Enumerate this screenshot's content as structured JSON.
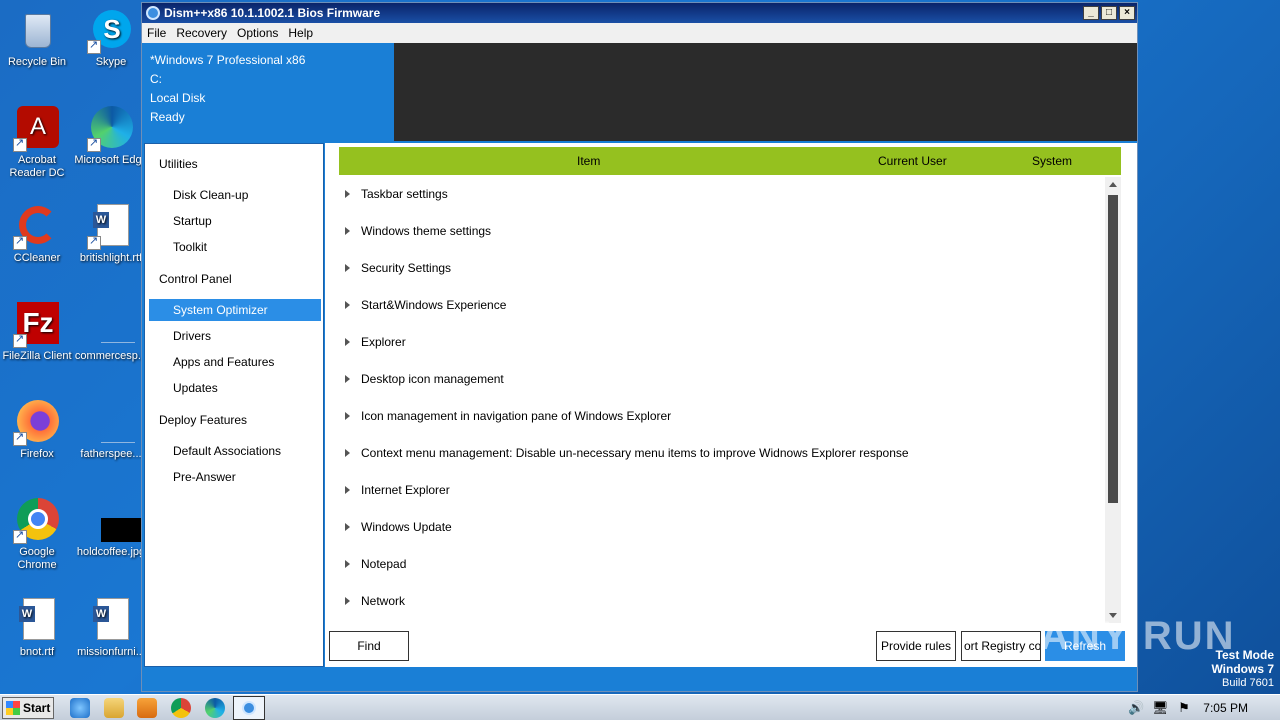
{
  "desktop": {
    "icons": [
      {
        "label": "Recycle Bin"
      },
      {
        "label": "Skype"
      },
      {
        "label": "Acrobat Reader DC"
      },
      {
        "label": "Microsoft Edge"
      },
      {
        "label": "CCleaner"
      },
      {
        "label": "britishlight.rtf"
      },
      {
        "label": "FileZilla Client"
      },
      {
        "label": "commercesp..."
      },
      {
        "label": "Firefox"
      },
      {
        "label": "fatherspee..."
      },
      {
        "label": "Google Chrome"
      },
      {
        "label": "holdcoffee.jpg"
      },
      {
        "label": "bnot.rtf"
      },
      {
        "label": "missionfurni..."
      }
    ]
  },
  "window": {
    "title": "Dism++x86 10.1.1002.1 Bios Firmware",
    "buttons": {
      "minimize": "_",
      "maximize": "□",
      "close": "×"
    },
    "menu": [
      "File",
      "Recovery",
      "Options",
      "Help"
    ]
  },
  "info": {
    "os": "*Windows 7 Professional x86",
    "drive": "C:",
    "disk": "Local Disk",
    "status": "Ready"
  },
  "sidebar": {
    "groups": [
      {
        "label": "Utilities",
        "items": [
          "Disk Clean-up",
          "Startup",
          "Toolkit"
        ]
      },
      {
        "label": "Control Panel",
        "items": [
          "System Optimizer",
          "Drivers",
          "Apps and Features",
          "Updates"
        ]
      },
      {
        "label": "Deploy Features",
        "items": [
          "Default Associations",
          "Pre-Answer"
        ]
      }
    ],
    "selected": "System Optimizer"
  },
  "table": {
    "headers": {
      "item": "Item",
      "current_user": "Current User",
      "system": "System"
    },
    "rows": [
      "Taskbar settings",
      "Windows theme settings",
      "Security Settings",
      "Start&Windows Experience",
      "Explorer",
      "Desktop icon management",
      "Icon management in navigation pane of Windows Explorer",
      "Context menu management: Disable un-necessary menu items to improve Widnows Explorer response",
      "Internet Explorer",
      "Windows Update",
      "Notepad",
      "Network"
    ]
  },
  "buttons": {
    "find": "Find",
    "provide_rules": "Provide rules",
    "import_registry": "ort Registry co",
    "refresh": "Refresh"
  },
  "taskbar": {
    "start_label": "Start",
    "clock": "7:05 PM"
  },
  "overlay": {
    "watermark": "ANY RUN",
    "test_mode": "Test Mode",
    "os_name": "Windows 7",
    "build": "Build 7601"
  },
  "colors": {
    "accent_blue": "#2b8ee6",
    "header_green": "#95c11f",
    "info_dark": "#2b2b2b"
  }
}
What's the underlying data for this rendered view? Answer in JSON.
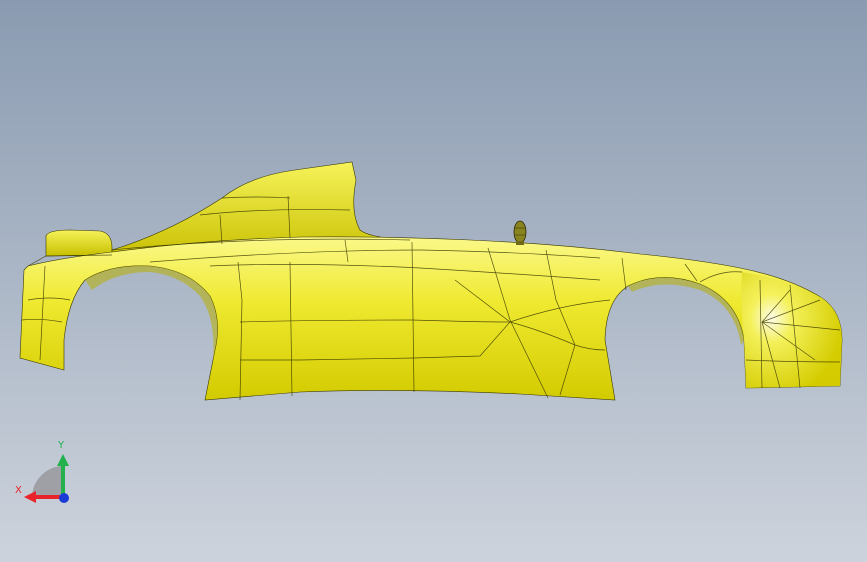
{
  "viewport": {
    "background_top": "#8a9bb1",
    "background_bottom": "#cdd3dc"
  },
  "model": {
    "fill_light": "#f4f27a",
    "fill_mid": "#e9e41c",
    "fill_dark": "#c9c200",
    "edge_color": "#3a3800"
  },
  "triad": {
    "x_label": "X",
    "y_label": "Y",
    "x_color": "#e8232a",
    "y_color": "#22b14c",
    "z_color": "#1a3ad6"
  }
}
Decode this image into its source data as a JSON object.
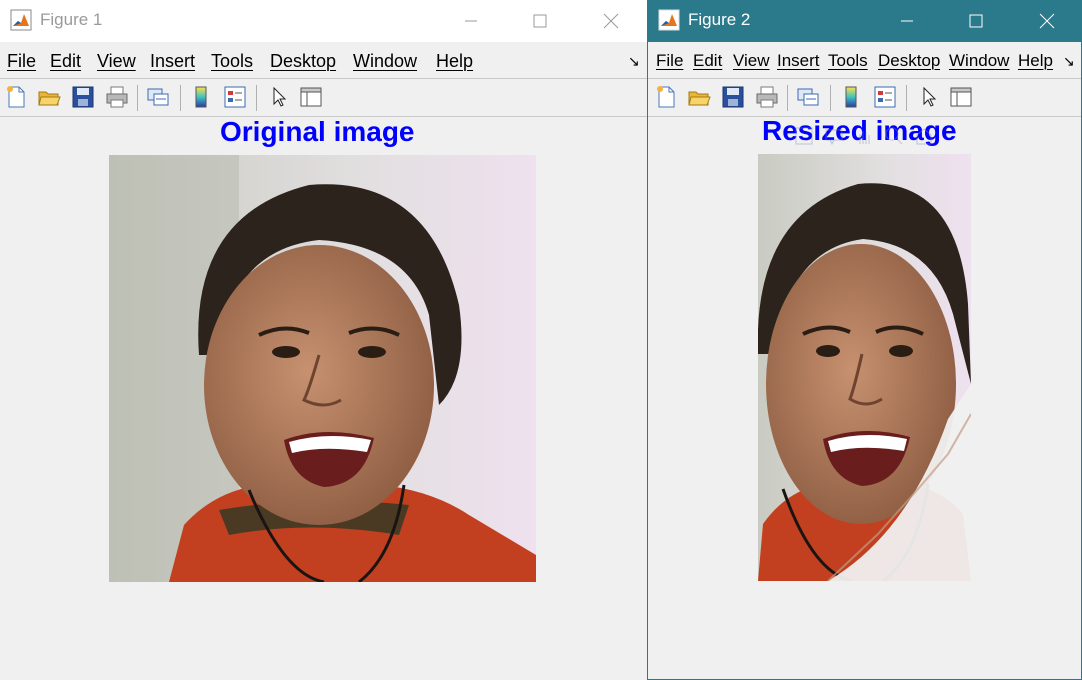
{
  "window1": {
    "title": "Figure 1",
    "menu": [
      "File",
      "Edit",
      "View",
      "Insert",
      "Tools",
      "Desktop",
      "Window",
      "Help"
    ],
    "axes_title": "Original image"
  },
  "window2": {
    "title": "Figure 2",
    "menu": [
      "File",
      "Edit",
      "View",
      "Insert",
      "Tools",
      "Desktop",
      "Window",
      "Help"
    ],
    "axes_title": "Resized image"
  },
  "icons": {
    "caption": [
      "minimize-icon",
      "maximize-icon",
      "close-icon"
    ],
    "toolbar": [
      "new-figure-icon",
      "open-file-icon",
      "save-icon",
      "print-icon",
      "link-plot-icon",
      "colorbar-icon",
      "legend-icon",
      "edit-plot-icon",
      "property-inspector-icon"
    ],
    "overflow": "menu-overflow-arrow-icon"
  },
  "colors": {
    "title_blue": "#0000ff",
    "active_titlebar": "#2b7a8c"
  }
}
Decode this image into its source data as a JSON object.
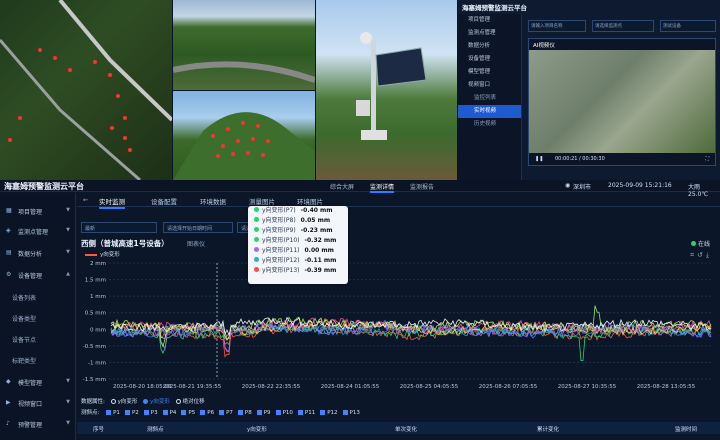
{
  "top_app": {
    "title": "海塞姆预警监测云平台",
    "menu": [
      "项目管理",
      "监测点管理",
      "数据分析",
      "设备管理",
      "模型管理",
      "视频窗口",
      "监控列表",
      "实时视频",
      "历史视频"
    ],
    "filters": [
      "请输入项目名称",
      "请选择监测点",
      "测试设备"
    ],
    "video_title": "AI视频仪",
    "time": "00:00:21 / 00:30:30"
  },
  "header": {
    "title": "海塞姆预警监测云平台",
    "nav": [
      "综合大屏",
      "监测详情",
      "监测报告"
    ],
    "location": "深圳市",
    "datetime": "2025-09-09 15:21:16",
    "weather": "大雨 25.0℃"
  },
  "sidebar": [
    {
      "label": "项目管理",
      "icon": "grid-icon"
    },
    {
      "label": "监测点管理",
      "icon": "pin-icon"
    },
    {
      "label": "数据分析",
      "icon": "chart-icon"
    },
    {
      "label": "设备管理",
      "icon": "gear-icon"
    },
    {
      "label": "设备列表"
    },
    {
      "label": "设备类型"
    },
    {
      "label": "设备节点"
    },
    {
      "label": "标靶类型"
    },
    {
      "label": "模型管理",
      "icon": "cube-icon"
    },
    {
      "label": "视频窗口",
      "icon": "video-icon"
    },
    {
      "label": "预警管理",
      "icon": "bell-icon"
    }
  ],
  "tabs": [
    "实时监测",
    "设备配置",
    "环境数据",
    "测量图片",
    "环境图片"
  ],
  "filters": {
    "select1": "最新",
    "select2": "请选择开始日期时间",
    "select3": "请选择结束"
  },
  "chart_title": "西侧（普城高速1号设备）",
  "chart_subtitle": "图表仪",
  "legend_label": "y向变形",
  "online_label": "在线",
  "tooltip": [
    {
      "label": "y向变形(P7)",
      "value": "-0.40 mm",
      "color": "#2bd36b"
    },
    {
      "label": "y向变形(P8)",
      "value": "0.05 mm",
      "color": "#2bd36b"
    },
    {
      "label": "y向变形(P9)",
      "value": "-0.23 mm",
      "color": "#2bd36b"
    },
    {
      "label": "y向变形(P10)",
      "value": "-0.32 mm",
      "color": "#2bd36b"
    },
    {
      "label": "y向变形(P11)",
      "value": "0.00 mm",
      "color": "#a26bff"
    },
    {
      "label": "y向变形(P12)",
      "value": "-0.11 mm",
      "color": "#2bb0c8"
    },
    {
      "label": "y向变形(P13)",
      "value": "-0.39 mm",
      "color": "#ff4a4a"
    }
  ],
  "data_attr": {
    "label": "数据属性:",
    "options": [
      "y向变形",
      "y向变形",
      "绝对位移"
    ],
    "selected": 1
  },
  "points": {
    "label": "测斜点:",
    "items": [
      "P1",
      "P2",
      "P3",
      "P4",
      "P5",
      "P6",
      "P7",
      "P8",
      "P9",
      "P10",
      "P11",
      "P12",
      "P13"
    ]
  },
  "table_headers": [
    "序号",
    "测斜点",
    "y向变形",
    "单次变化",
    "累计变化",
    "监测时间"
  ],
  "chart_data": {
    "type": "line",
    "ylabel": "mm",
    "ylim": [
      -1.5,
      2
    ],
    "yticks": [
      "2 mm",
      "1.5 mm",
      "1 mm",
      "0.5 mm",
      "0 mm",
      "-0.5 mm",
      "-1 mm",
      "-1.5 mm"
    ],
    "xticks": [
      "2025-08-20 18:05:00",
      "2025-08-21 19:35:55",
      "2025-08-22 22:35:55",
      "2025-08-24 01:05:55",
      "2025-08-25 04:05:55",
      "2025-08-26 07:05:55",
      "2025-08-27 10:35:55",
      "2025-08-28 13:05:55"
    ],
    "series_colors": [
      "#ff5a3c",
      "#2bd36b",
      "#3d86ff",
      "#a26bff",
      "#2bb0c8",
      "#ffd23c",
      "#ff4aa8",
      "#9ae05b",
      "#f0f0f0"
    ]
  },
  "colors": {
    "accent": "#2f7cff",
    "bg": "#0b1628"
  }
}
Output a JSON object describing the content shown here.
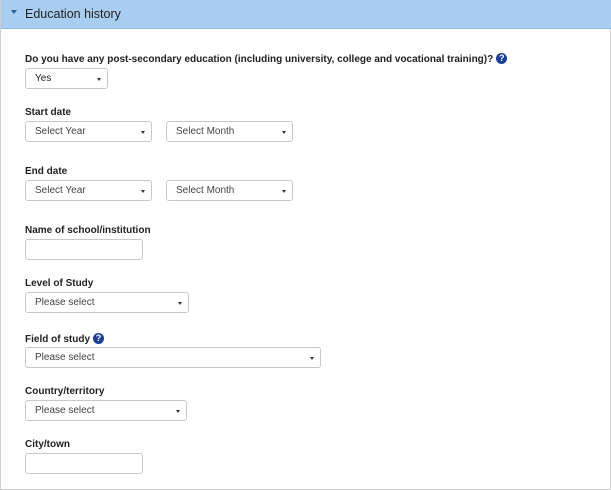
{
  "panel": {
    "title": "Education history"
  },
  "form": {
    "post_secondary": {
      "label": "Do you have any post-secondary education (including university, college and vocational training)?",
      "value": "Yes"
    },
    "start_date": {
      "label": "Start date",
      "year_value": "Select Year",
      "month_value": "Select Month"
    },
    "end_date": {
      "label": "End date",
      "year_value": "Select Year",
      "month_value": "Select Month"
    },
    "school": {
      "label": "Name of school/institution",
      "value": ""
    },
    "level": {
      "label": "Level of Study",
      "value": "Please select"
    },
    "field": {
      "label": "Field of study",
      "value": "Please select"
    },
    "country": {
      "label": "Country/territory",
      "value": "Please select"
    },
    "city": {
      "label": "City/town",
      "value": ""
    }
  },
  "icons": {
    "help": "?"
  }
}
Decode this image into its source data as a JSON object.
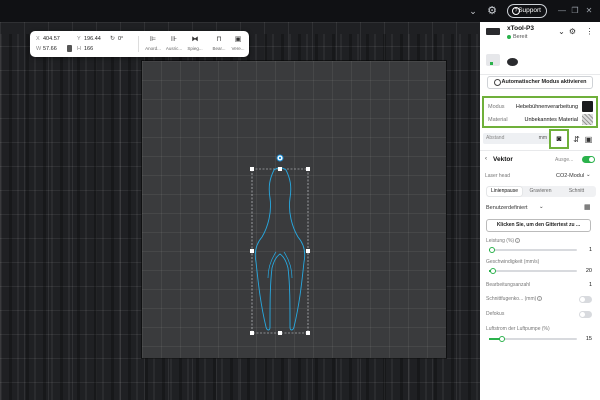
{
  "window": {
    "support_label": "Support",
    "chevron_glyph": "⌄",
    "gear_glyph": "⚙",
    "minimize_glyph": "—",
    "maximize_glyph": "❐",
    "close_glyph": "✕"
  },
  "toolbar": {
    "x_label": "X",
    "x_value": "404.57",
    "y_label": "Y",
    "y_value": "196.44",
    "w_label": "W",
    "w_value": "57.66",
    "h_label": "H",
    "h_value": "166",
    "rotation_value": "0°",
    "tools": [
      {
        "label": "Anord...",
        "icon": "align-icon",
        "glyph": "⊫"
      },
      {
        "label": "Ausric...",
        "icon": "distribute-icon",
        "glyph": "⊪"
      },
      {
        "label": "Spieg...",
        "icon": "mirror-icon",
        "glyph": "⧓"
      },
      {
        "label": "Bear...",
        "icon": "edit-icon",
        "glyph": "⊓"
      },
      {
        "label": "Vere...",
        "icon": "combine-icon",
        "glyph": "▣"
      }
    ]
  },
  "panel": {
    "device_name": "xTool-P3",
    "device_status": "Bereit",
    "status_color": "#2bb24c",
    "auto_button": "Automatischer Modus aktivieren",
    "mode_label": "Modus",
    "mode_value": "Hebebühnenverarbeitung",
    "material_label": "Material",
    "material_value": "Unbekanntes Material",
    "distance_label": "Abstand",
    "distance_unit": "mm",
    "section_title": "Vektor",
    "output_label": "Ausge...",
    "output_enabled": true,
    "laser_head_label": "Laser head",
    "laser_head_value": "CO2-Modul",
    "tabs": [
      {
        "label": "Linienpause",
        "active": true
      },
      {
        "label": "Gravieren",
        "active": false
      },
      {
        "label": "Schnitt",
        "active": false
      }
    ],
    "preset_value": "Benutzerdefiniert",
    "grid_test_button": "Klicken Sie, um den Gittertest zu ...",
    "power_label": "Leistung",
    "power_unit": "(%)",
    "power_value": "1",
    "power_fraction": 0.01,
    "speed_label": "Geschwindigkeit",
    "speed_unit": "(mm/s)",
    "speed_value": "20",
    "speed_fraction": 0.04,
    "passes_label": "Bearbeitungsanzahl",
    "passes_value": "1",
    "kerf_label": "Schnittfugenko...",
    "kerf_unit": "(mm)",
    "defocus_label": "Defokus",
    "defocus_enabled": false,
    "air_label": "Luftstrom der Luftpumpe",
    "air_unit": "(%)",
    "air_value": "15",
    "air_fraction": 0.15,
    "accent_color": "#2bb24c",
    "highlight_color": "#6fb03a"
  }
}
━━━
▶ The exercise
Identify every line where the string "Material" appears.

▶ Solution to the problem
    "material_label": "Material",
    "material_value": "Unbekanntes Material",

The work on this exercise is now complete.